Dataset rows:
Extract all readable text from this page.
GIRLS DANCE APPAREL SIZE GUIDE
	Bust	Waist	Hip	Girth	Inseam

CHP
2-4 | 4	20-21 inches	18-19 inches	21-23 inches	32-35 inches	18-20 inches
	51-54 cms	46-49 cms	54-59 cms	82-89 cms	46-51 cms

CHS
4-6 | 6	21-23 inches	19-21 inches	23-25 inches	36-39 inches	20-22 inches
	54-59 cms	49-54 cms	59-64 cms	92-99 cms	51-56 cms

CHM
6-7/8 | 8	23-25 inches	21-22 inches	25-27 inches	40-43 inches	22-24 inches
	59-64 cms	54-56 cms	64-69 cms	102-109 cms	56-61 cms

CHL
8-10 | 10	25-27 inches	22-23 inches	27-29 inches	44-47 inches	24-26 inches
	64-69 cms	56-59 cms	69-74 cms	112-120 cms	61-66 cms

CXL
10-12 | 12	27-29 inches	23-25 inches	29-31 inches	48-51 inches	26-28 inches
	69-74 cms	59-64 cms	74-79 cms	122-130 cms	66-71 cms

Your instructions
The entries above must be returned in full, exactly as shown.

Task solution
Extract all readable text from this page.
GIRLS DANCE APPAREL SIZE GUIDE
	Bust	Waist	Hip	Girth	Inseam

CHP
2-4 | 4	20-21 inches	18-19 inches	21-23 inches	32-35 inches	18-20 inches
	51-54 cms	46-49 cms	54-59 cms	82-89 cms	46-51 cms

CHS
4-6 | 6	21-23 inches	19-21 inches	23-25 inches	36-39 inches	20-22 inches
	54-59 cms	49-54 cms	59-64 cms	92-99 cms	51-56 cms

CHM
6-7/8 | 8	23-25 inches	21-22 inches	25-27 inches	40-43 inches	22-24 inches
	59-64 cms	54-56 cms	64-69 cms	102-109 cms	56-61 cms

CHL
8-10 | 10	25-27 inches	22-23 inches	27-29 inches	44-47 inches	24-26 inches
	64-69 cms	56-59 cms	69-74 cms	112-120 cms	61-66 cms

CXL
10-12 | 12	27-29 inches	23-25 inches	29-31 inches	48-51 inches	26-28 inches
	69-74 cms	59-64 cms	74-79 cms	122-130 cms	66-71 cms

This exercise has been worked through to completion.